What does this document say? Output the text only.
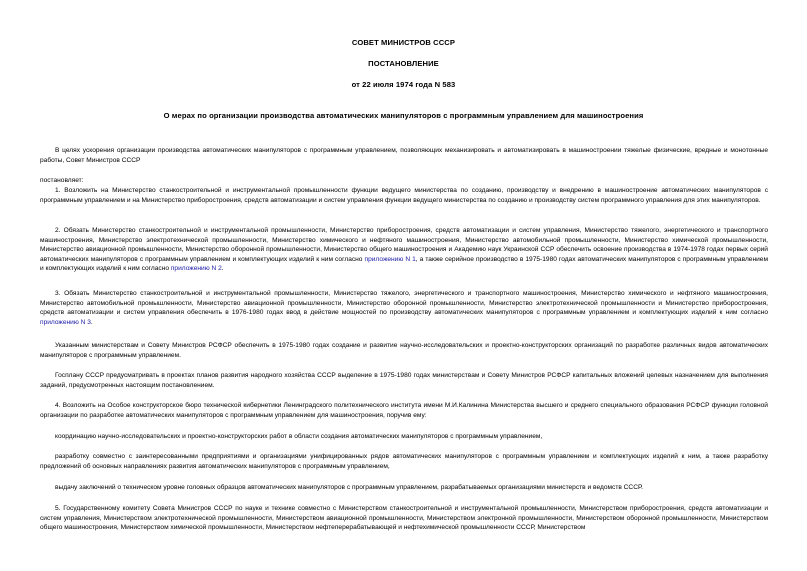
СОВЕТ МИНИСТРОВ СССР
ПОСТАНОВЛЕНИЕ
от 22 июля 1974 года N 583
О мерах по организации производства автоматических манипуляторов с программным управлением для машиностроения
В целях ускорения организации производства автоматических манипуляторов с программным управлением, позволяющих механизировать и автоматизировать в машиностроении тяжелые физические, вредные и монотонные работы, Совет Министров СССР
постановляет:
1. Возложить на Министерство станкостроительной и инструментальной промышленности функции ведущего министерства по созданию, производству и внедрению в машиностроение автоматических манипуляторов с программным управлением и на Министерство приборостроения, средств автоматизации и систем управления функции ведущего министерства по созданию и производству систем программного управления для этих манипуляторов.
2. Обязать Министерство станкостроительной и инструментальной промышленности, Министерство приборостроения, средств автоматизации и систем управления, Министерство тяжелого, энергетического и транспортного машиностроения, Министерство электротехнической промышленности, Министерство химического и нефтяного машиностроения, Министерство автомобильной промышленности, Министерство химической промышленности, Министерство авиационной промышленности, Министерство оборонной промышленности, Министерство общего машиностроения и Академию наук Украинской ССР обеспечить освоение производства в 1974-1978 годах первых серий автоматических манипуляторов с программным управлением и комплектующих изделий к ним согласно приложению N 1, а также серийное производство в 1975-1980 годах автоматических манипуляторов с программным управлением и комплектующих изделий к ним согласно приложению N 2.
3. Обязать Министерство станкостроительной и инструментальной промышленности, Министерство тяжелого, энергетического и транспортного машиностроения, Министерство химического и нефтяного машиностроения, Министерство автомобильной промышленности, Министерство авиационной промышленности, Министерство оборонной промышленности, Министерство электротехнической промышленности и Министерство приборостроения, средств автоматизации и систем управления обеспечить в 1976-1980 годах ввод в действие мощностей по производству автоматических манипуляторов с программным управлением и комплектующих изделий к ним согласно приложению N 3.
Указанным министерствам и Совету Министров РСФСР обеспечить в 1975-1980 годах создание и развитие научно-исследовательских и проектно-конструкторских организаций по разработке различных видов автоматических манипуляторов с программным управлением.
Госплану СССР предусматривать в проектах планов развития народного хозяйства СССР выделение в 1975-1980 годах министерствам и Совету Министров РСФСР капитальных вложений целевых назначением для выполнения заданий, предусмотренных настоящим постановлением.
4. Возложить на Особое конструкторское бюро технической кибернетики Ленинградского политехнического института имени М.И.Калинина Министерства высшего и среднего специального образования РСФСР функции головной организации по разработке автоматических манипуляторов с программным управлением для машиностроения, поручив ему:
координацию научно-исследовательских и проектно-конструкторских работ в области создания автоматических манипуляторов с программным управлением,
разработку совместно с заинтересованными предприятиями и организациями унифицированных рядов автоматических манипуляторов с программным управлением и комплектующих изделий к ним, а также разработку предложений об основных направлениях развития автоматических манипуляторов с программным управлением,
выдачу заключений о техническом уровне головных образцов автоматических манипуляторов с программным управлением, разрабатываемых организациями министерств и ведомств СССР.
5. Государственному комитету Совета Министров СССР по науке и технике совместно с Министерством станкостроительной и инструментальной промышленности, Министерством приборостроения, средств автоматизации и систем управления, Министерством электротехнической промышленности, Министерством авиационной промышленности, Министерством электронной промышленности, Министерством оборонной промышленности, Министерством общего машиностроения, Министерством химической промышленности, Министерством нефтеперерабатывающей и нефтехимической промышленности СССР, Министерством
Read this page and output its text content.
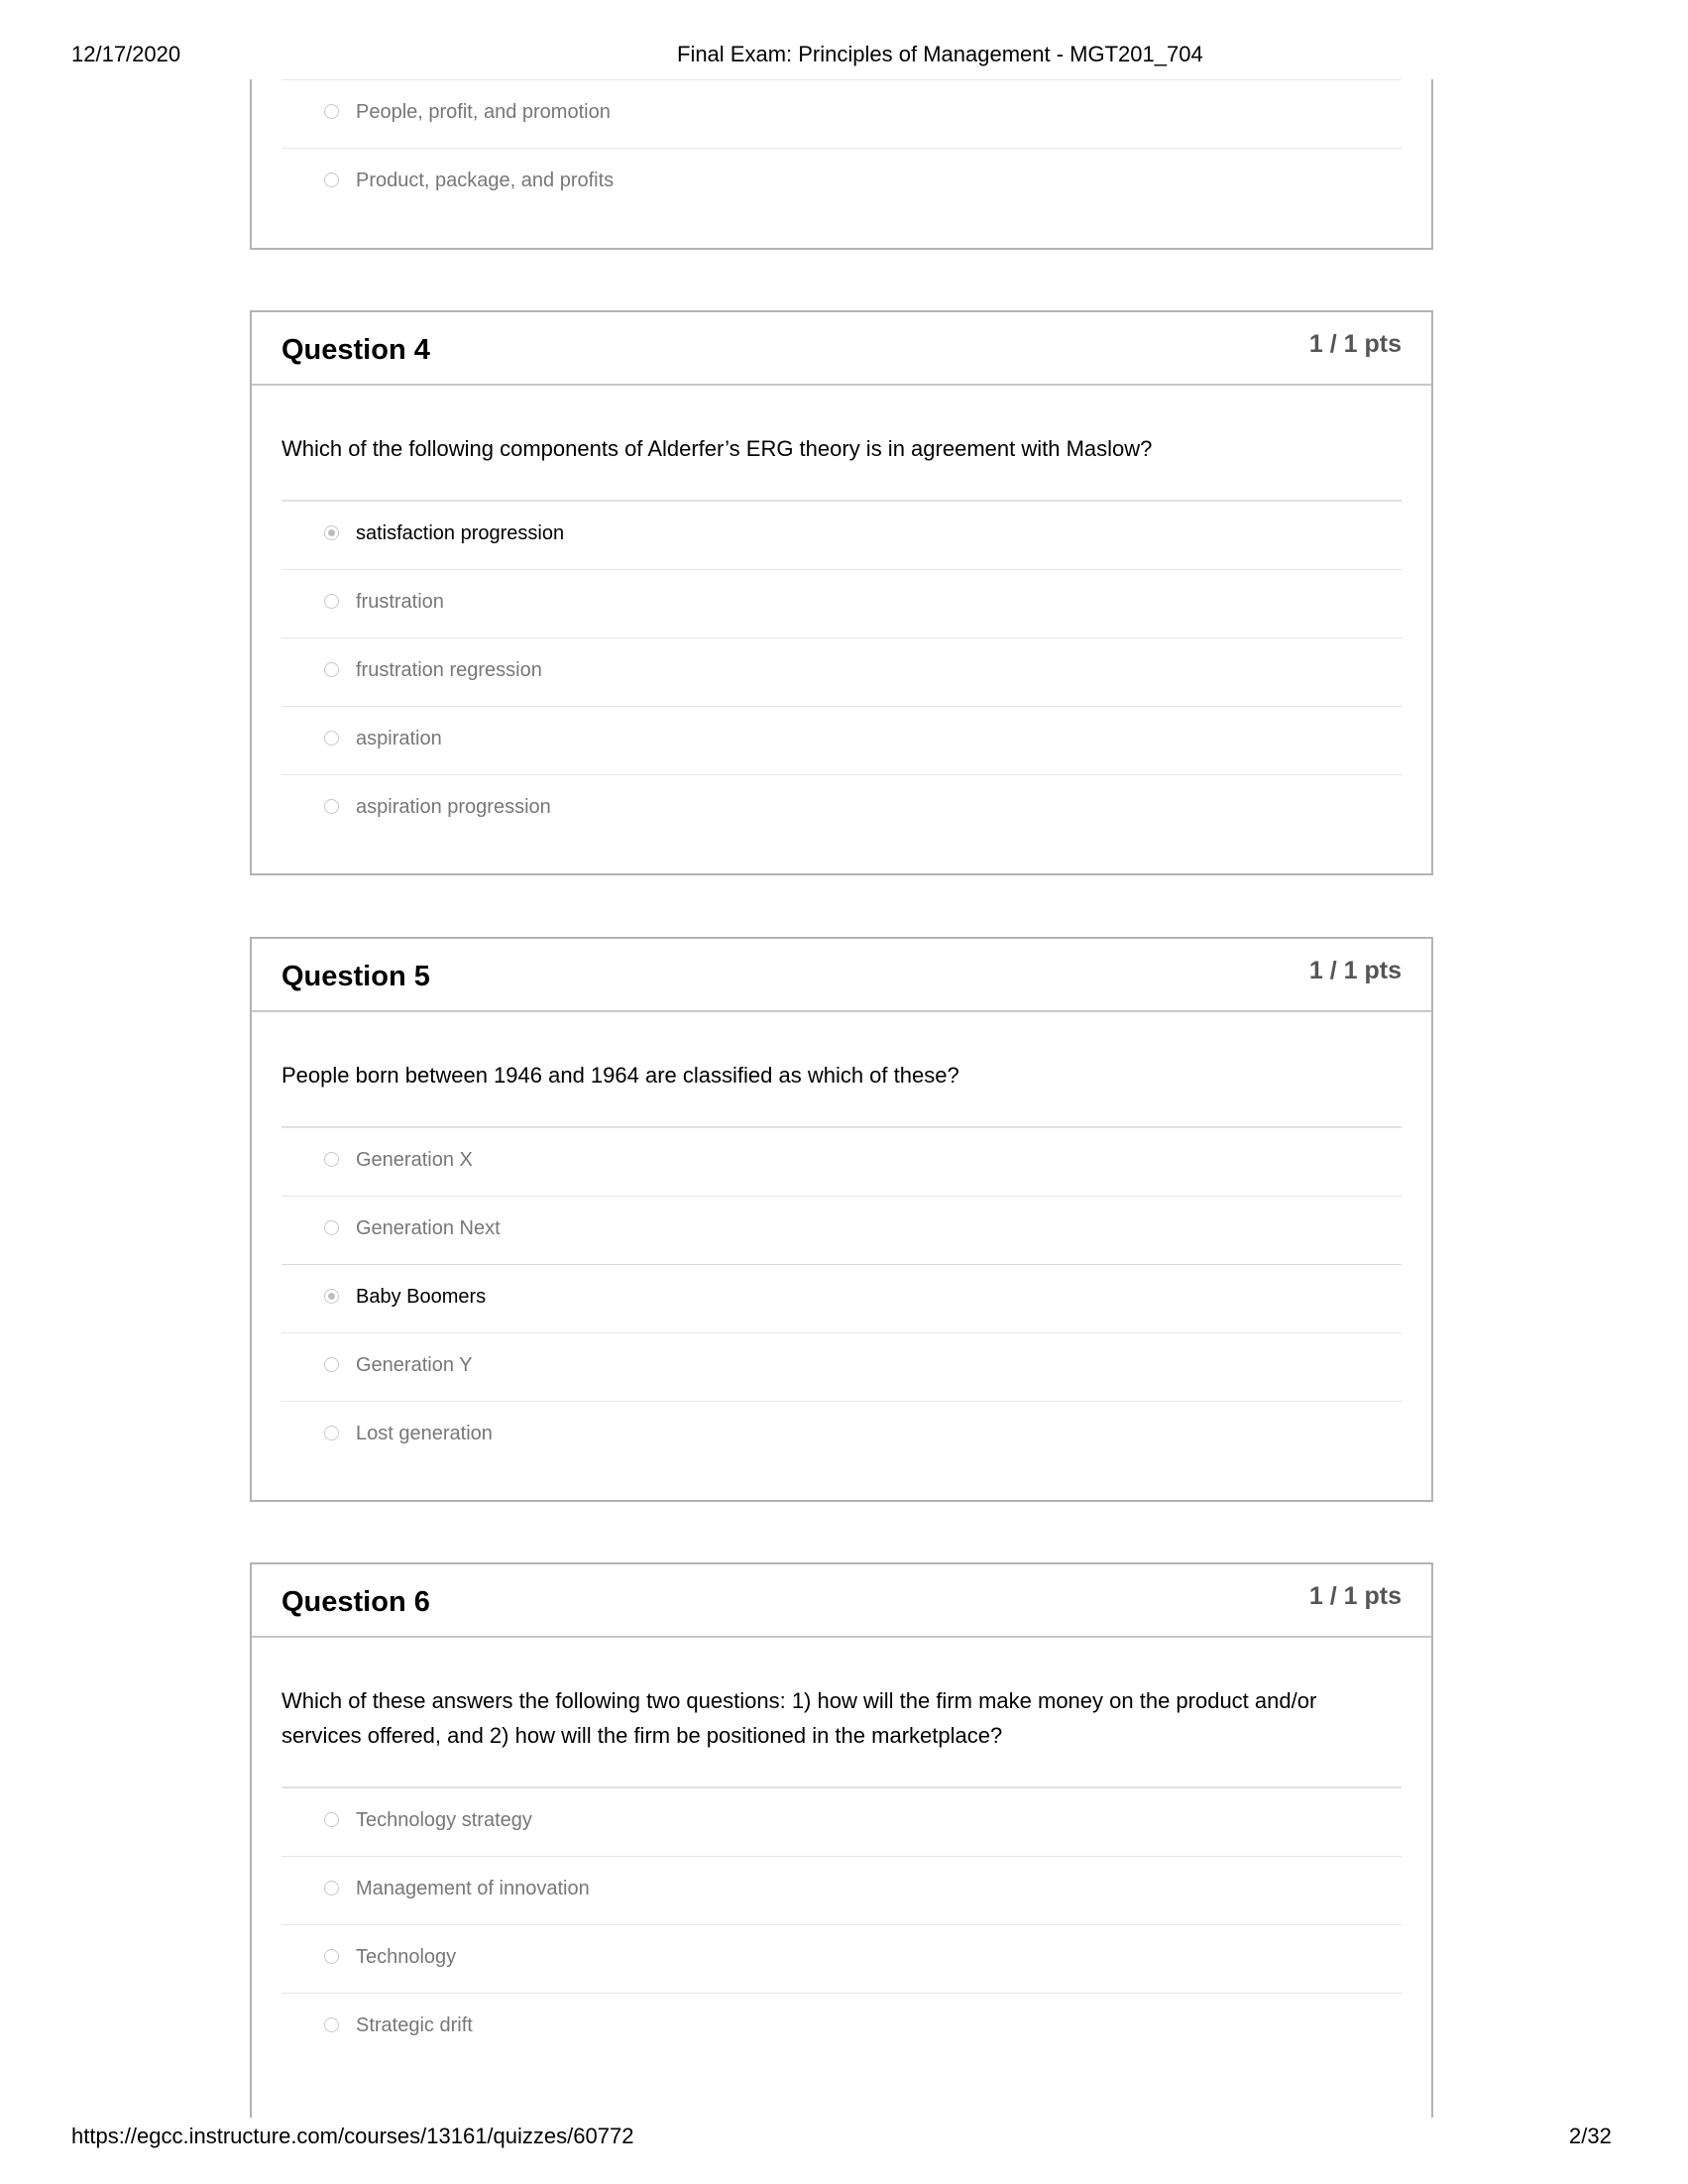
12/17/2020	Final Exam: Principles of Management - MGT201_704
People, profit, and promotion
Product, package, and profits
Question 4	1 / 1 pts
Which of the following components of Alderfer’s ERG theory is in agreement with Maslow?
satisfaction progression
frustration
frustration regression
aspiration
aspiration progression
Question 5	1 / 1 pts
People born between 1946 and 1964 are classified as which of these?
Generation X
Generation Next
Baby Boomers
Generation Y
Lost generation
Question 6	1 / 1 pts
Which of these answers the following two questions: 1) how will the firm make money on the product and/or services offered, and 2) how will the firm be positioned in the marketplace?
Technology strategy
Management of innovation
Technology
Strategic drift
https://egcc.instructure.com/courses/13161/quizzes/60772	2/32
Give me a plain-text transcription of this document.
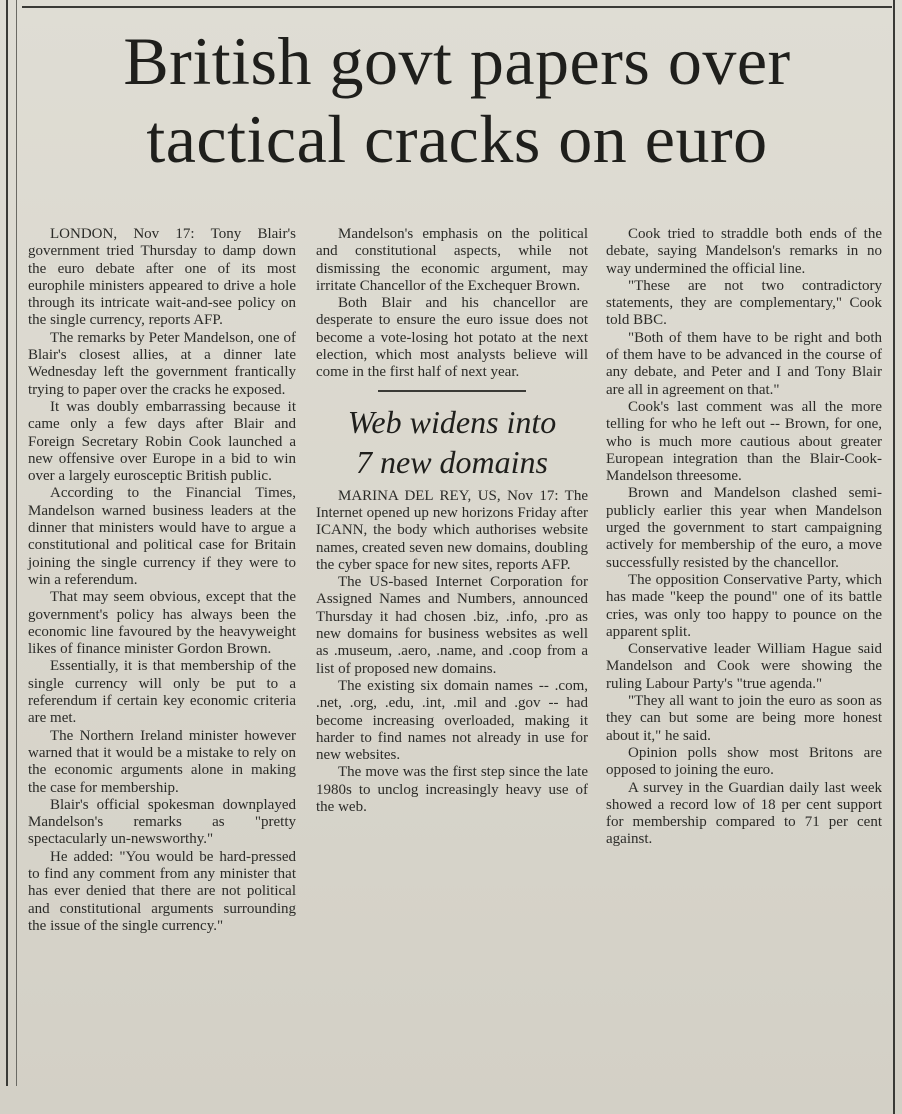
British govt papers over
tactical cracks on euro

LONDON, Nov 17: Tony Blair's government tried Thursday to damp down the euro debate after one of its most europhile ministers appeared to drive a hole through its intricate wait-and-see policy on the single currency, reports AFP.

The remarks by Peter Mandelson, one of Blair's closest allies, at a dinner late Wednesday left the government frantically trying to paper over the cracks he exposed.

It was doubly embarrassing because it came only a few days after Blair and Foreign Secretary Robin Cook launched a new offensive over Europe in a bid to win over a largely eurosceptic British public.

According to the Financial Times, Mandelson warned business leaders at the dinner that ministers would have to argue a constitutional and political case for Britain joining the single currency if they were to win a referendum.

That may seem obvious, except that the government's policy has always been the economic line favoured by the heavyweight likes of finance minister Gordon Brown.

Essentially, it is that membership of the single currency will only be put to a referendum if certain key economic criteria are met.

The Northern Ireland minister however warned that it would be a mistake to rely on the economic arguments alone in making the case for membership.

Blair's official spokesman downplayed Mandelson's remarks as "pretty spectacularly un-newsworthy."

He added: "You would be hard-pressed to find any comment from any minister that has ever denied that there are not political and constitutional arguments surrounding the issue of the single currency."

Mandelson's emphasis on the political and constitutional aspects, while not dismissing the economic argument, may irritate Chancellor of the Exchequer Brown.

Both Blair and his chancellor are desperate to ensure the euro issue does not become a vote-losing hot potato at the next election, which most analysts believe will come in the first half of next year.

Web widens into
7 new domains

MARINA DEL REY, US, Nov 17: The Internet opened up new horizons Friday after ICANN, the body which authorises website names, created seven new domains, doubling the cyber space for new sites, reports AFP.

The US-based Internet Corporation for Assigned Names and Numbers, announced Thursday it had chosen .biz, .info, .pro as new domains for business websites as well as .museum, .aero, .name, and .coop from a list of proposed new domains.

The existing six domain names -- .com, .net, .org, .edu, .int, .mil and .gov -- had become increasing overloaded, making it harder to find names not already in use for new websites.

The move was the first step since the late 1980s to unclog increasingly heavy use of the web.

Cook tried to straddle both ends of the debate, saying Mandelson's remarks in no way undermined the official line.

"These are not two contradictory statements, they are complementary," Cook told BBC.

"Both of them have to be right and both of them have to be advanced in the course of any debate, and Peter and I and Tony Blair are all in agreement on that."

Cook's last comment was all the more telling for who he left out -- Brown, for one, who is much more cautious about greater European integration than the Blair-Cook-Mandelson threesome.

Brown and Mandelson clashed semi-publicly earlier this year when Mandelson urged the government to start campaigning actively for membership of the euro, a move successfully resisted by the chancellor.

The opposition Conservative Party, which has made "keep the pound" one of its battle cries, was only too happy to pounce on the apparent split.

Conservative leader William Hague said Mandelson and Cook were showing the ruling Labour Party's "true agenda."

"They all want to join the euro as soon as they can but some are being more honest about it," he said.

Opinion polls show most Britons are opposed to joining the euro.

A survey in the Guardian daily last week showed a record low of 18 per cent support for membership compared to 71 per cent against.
☆ ☆ ☆ ☆ ☆
* _Short task_: Without including any pictures, reproduce the listing exactly.

* _Result_:
What does this document say? Output the text only.
СОВЕТ МИНИСТРОВ СССР
ПОСТАНОВЛЕНИЕ
от 22 июля 1974 года N 583
О мерах по организации производства автоматических манипуляторов с программным управлением для машиностроения
В целях ускорения организации производства автоматических манипуляторов с программным управлением, позволяющих механизировать и автоматизировать в машиностроении тяжелые физические, вредные и монотонные работы, Совет Министров СССР
постановляет:
1. Возложить на Министерство станкостроительной и инструментальной промышленности функции ведущего министерства по созданию, производству и внедрению в машиностроение автоматических манипуляторов с программным управлением и на Министерство приборостроения, средств автоматизации и систем управления функции ведущего министерства по созданию и производству систем программного управления для этих манипуляторов.
2. Обязать Министерство станкостроительной и инструментальной промышленности, Министерство приборостроения, средств автоматизации и систем управления, Министерство тяжелого, энергетического и транспортного машиностроения, Министерство электротехнической промышленности, Министерство химического и нефтяного машиностроения, Министерство автомобильной промышленности, Министерство химической промышленности, Министерство авиационной промышленности, Министерство оборонной промышленности, Министерство общего машиностроения и Академию наук Украинской ССР обеспечить освоение производства в 1974-1978 годах первых серий автоматических манипуляторов с программным управлением и комплектующих изделий к ним согласно приложению N 1, а также серийное производство в 1975-1980 годах автоматических манипуляторов с программным управлением и комплектующих изделий к ним согласно приложению N 2.
3. Обязать Министерство станкостроительной и инструментальной промышленности, Министерство тяжелого, энергетического и транспортного машиностроения, Министерство химического и нефтяного машиностроения, Министерство автомобильной промышленности, Министерство авиационной промышленности, Министерство оборонной промышленности, Министерство электротехнической промышленности и Министерство приборостроения, средств автоматизации и систем управления обеспечить в 1976-1980 годах ввод в действие мощностей по производству автоматических манипуляторов с программным управлением и комплектующих изделий к ним согласно приложению N 3.
Указанным министерствам и Совету Министров РСФСР обеспечить в 1975-1980 годах создание и развитие научно-исследовательских и проектно-конструкторских организаций по разработке различных видов автоматических манипуляторов с программным управлением.
Госплану СССР предусматривать в проектах планов развития народного хозяйства СССР выделение в 1975-1980 годах министерствам и Совету Министров РСФСР капитальных вложений целевых назначением для выполнения заданий, предусмотренных настоящим постановлением.
4. Возложить на Особое конструкторское бюро технической кибернетики Ленинградского политехнического института имени М.И.Калинина Министерства высшего и среднего специального образования РСФСР функции головной организации по разработке автоматических манипуляторов с программным управлением для машиностроения, поручив ему:
координацию научно-исследовательских и проектно-конструкторских работ в области создания автоматических манипуляторов с программным управлением,
разработку совместно с заинтересованными предприятиями и организациями унифицированных рядов автоматических манипуляторов с программным управлением и комплектующих изделий к ним, а также разработку предложений об основных направлениях развития автоматических манипуляторов с программным управлением,
выдачу заключений о техническом уровне головных образцов автоматических манипуляторов с программным управлением, разрабатываемых организациями министерств и ведомств СССР.
5. Государственному комитету Совета Министров СССР по науке и технике совместно с Министерством станкостроительной и инструментальной промышленности, Министерством приборостроения, средств автоматизации и систем управления, Министерством электротехнической промышленности, Министерством авиационной промышленности, Министерством электронной промышленности, Министерством оборонной промышленности, Министерством общего машиностроения, Министерством химической промышленности, Министерством нефтеперерабатывающей и нефтехимической промышленности СССР, Министерством
Read this page and output its text content.
12/17/2020	Final Exam: Principles of Management - MGT201_704
People, profit, and promotion
Product, package, and profits
Question 4	1 / 1 pts
Which of the following components of Alderfer’s ERG theory is in agreement with Maslow?
satisfaction progression
frustration
frustration regression
aspiration
aspiration progression
Question 5	1 / 1 pts
People born between 1946 and 1964 are classified as which of these?
Generation X
Generation Next
Baby Boomers
Generation Y
Lost generation
Question 6	1 / 1 pts
Which of these answers the following two questions: 1) how will the firm make money on the product and/or services offered, and 2) how will the firm be positioned in the marketplace?
Technology strategy
Management of innovation
Technology
Strategic drift
https://egcc.instructure.com/courses/13161/quizzes/60772	2/32
Give me a plain-text transcription of this document.
British govt papers over
tactical cracks on euro

LONDON, Nov 17: Tony Blair's government tried Thursday to damp down the euro debate after one of its most europhile ministers appeared to drive a hole through its intricate wait-and-see policy on the single currency, reports AFP.

The remarks by Peter Mandelson, one of Blair's closest allies, at a dinner late Wednesday left the government frantically trying to paper over the cracks he exposed.

It was doubly embarrassing because it came only a few days after Blair and Foreign Secretary Robin Cook launched a new offensive over Europe in a bid to win over a largely eurosceptic British public.

According to the Financial Times, Mandelson warned business leaders at the dinner that ministers would have to argue a constitutional and political case for Britain joining the single currency if they were to win a referendum.

That may seem obvious, except that the government's policy has always been the economic line favoured by the heavyweight likes of finance minister Gordon Brown.

Essentially, it is that membership of the single currency will only be put to a referendum if certain key economic criteria are met.

The Northern Ireland minister however warned that it would be a mistake to rely on the economic arguments alone in making the case for membership.

Blair's official spokesman downplayed Mandelson's remarks as "pretty spectacularly un-newsworthy."

He added: "You would be hard-pressed to find any comment from any minister that has ever denied that there are not political and constitutional arguments surrounding the issue of the single currency."

Mandelson's emphasis on the political and constitutional aspects, while not dismissing the economic argument, may irritate Chancellor of the Exchequer Brown.

Both Blair and his chancellor are desperate to ensure the euro issue does not become a vote-losing hot potato at the next election, which most analysts believe will come in the first half of next year.

Web widens into
7 new domains

MARINA DEL REY, US, Nov 17: The Internet opened up new horizons Friday after ICANN, the body which authorises website names, created seven new domains, doubling the cyber space for new sites, reports AFP.

The US-based Internet Corporation for Assigned Names and Numbers, announced Thursday it had chosen .biz, .info, .pro as new domains for business websites as well as .museum, .aero, .name, and .coop from a list of proposed new domains.

The existing six domain names -- .com, .net, .org, .edu, .int, .mil and .gov -- had become increasing overloaded, making it harder to find names not already in use for new websites.

The move was the first step since the late 1980s to unclog increasingly heavy use of the web.

Cook tried to straddle both ends of the debate, saying Mandelson's remarks in no way undermined the official line.

"These are not two contradictory statements, they are complementary," Cook told BBC.

"Both of them have to be right and both of them have to be advanced in the course of any debate, and Peter and I and Tony Blair are all in agreement on that."

Cook's last comment was all the more telling for who he left out -- Brown, for one, who is much more cautious about greater European integration than the Blair-Cook-Mandelson threesome.

Brown and Mandelson clashed semi-publicly earlier this year when Mandelson urged the government to start campaigning actively for membership of the euro, a move successfully resisted by the chancellor.

The opposition Conservative Party, which has made "keep the pound" one of its battle cries, was only too happy to pounce on the apparent split.

Conservative leader William Hague said Mandelson and Cook were showing the ruling Labour Party's "true agenda."

"They all want to join the euro as soon as they can but some are being more honest about it," he said.

Opinion polls show most Britons are opposed to joining the euro.

A survey in the Guardian daily last week showed a record low of 18 per cent support for membership compared to 71 per cent against.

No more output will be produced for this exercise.